Dataset records:
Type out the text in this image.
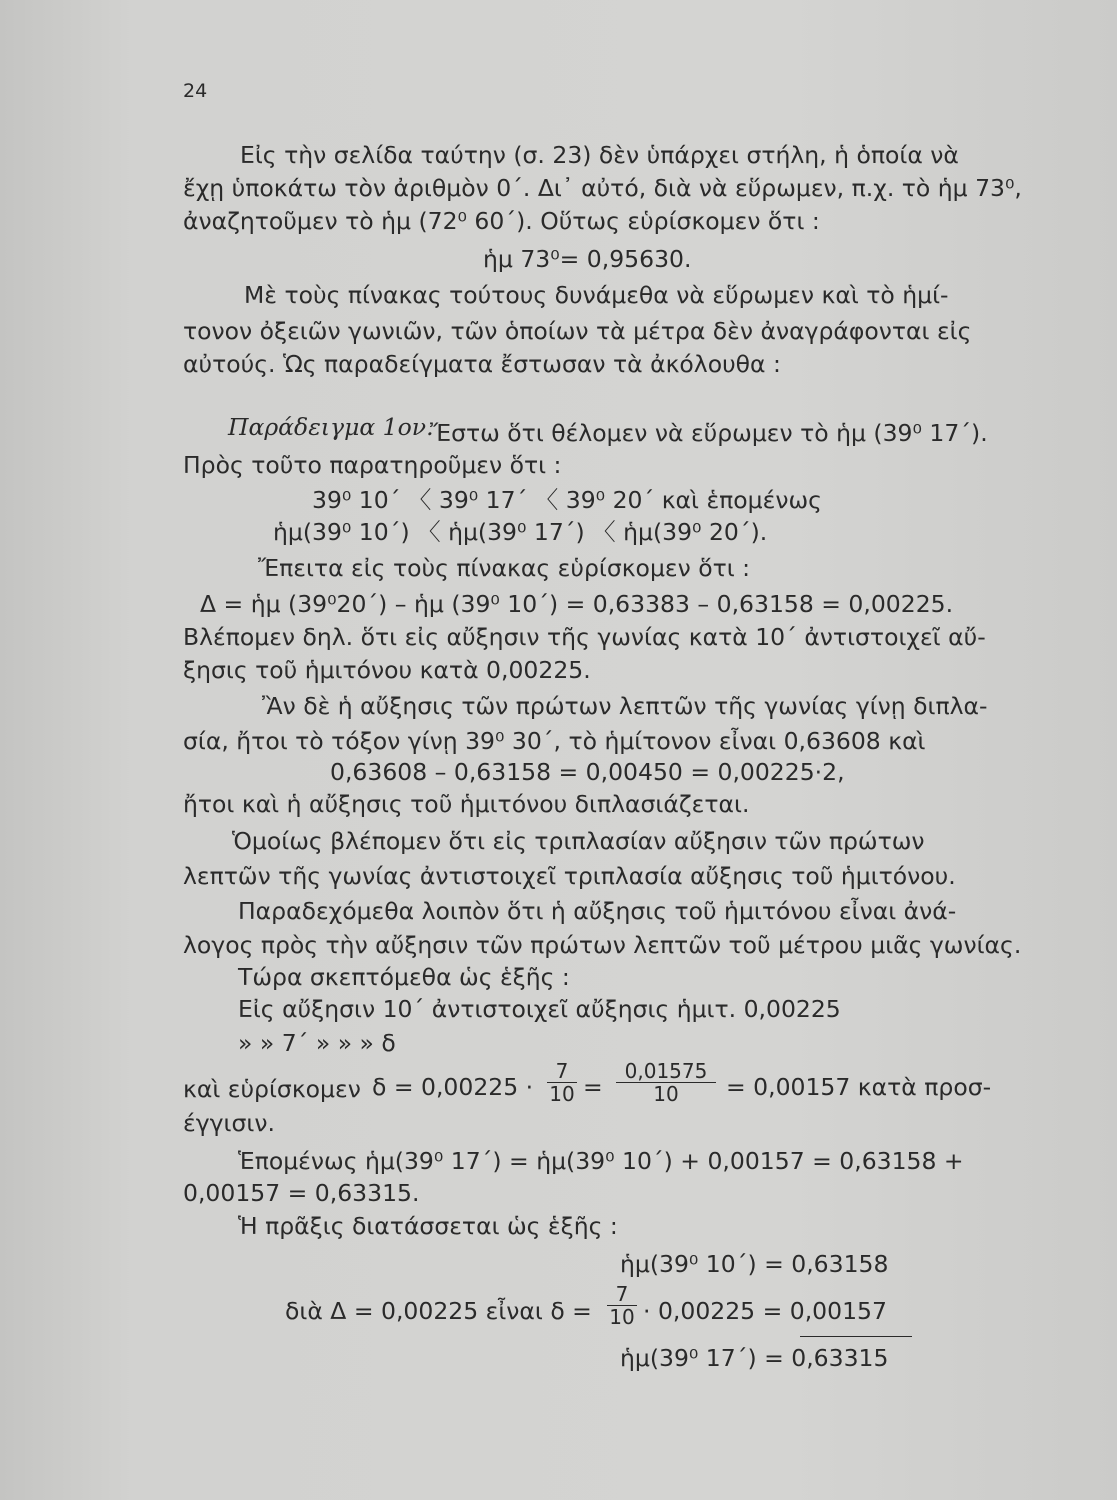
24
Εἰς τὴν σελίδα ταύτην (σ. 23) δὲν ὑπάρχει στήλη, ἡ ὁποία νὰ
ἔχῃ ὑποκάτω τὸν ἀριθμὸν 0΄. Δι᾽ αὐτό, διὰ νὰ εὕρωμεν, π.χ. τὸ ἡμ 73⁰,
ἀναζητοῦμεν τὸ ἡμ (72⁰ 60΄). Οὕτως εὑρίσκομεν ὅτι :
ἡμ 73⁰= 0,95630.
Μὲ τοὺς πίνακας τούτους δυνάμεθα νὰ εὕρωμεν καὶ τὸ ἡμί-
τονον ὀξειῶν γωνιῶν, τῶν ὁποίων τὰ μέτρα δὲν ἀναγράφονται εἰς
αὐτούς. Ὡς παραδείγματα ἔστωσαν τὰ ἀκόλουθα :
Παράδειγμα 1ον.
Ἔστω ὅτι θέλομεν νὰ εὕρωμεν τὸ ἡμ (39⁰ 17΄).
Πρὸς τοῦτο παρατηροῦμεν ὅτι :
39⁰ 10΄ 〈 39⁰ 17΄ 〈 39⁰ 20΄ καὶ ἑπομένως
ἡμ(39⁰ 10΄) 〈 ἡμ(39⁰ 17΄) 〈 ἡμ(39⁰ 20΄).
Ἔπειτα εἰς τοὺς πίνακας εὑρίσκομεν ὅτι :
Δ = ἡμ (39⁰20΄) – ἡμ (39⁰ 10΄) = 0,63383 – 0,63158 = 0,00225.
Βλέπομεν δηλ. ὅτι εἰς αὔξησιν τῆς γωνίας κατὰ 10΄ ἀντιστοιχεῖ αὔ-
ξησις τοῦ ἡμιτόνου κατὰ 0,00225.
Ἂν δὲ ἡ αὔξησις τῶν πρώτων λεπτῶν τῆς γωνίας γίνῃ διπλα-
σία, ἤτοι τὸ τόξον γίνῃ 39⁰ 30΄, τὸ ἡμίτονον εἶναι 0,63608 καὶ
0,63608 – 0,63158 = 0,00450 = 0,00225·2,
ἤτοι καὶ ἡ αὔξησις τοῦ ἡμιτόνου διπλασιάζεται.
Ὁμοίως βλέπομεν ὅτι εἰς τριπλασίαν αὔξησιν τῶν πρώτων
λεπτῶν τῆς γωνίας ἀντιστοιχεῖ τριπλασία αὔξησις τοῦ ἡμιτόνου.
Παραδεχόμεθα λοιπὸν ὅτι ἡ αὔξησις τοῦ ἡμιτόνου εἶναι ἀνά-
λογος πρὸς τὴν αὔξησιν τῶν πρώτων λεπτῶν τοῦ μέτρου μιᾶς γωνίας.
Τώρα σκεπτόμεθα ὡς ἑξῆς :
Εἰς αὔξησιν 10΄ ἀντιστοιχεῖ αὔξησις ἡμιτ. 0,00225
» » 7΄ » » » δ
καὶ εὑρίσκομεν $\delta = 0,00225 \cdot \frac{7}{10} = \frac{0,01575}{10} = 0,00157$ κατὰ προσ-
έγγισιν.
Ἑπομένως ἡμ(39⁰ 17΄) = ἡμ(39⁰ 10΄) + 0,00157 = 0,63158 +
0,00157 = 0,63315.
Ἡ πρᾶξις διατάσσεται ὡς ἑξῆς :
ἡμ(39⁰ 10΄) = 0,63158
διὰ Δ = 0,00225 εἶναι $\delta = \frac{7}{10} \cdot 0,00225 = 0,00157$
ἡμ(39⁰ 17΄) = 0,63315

Your objective: Pull every line containing "γωνίας" out of the records.

Exercise response:
Βλέπομεν δηλ. ὅτι εἰς αὔξησιν τῆς γωνίας κατὰ 10΄ ἀντιστοιχεῖ αὔ-
Ἂν δὲ ἡ αὔξησις τῶν πρώτων λεπτῶν τῆς γωνίας γίνῃ διπλα-
λεπτῶν τῆς γωνίας ἀντιστοιχεῖ τριπλασία αὔξησις τοῦ ἡμιτόνου.
λογος πρὸς τὴν αὔξησιν τῶν πρώτων λεπτῶν τοῦ μέτρου μιᾶς γωνίας.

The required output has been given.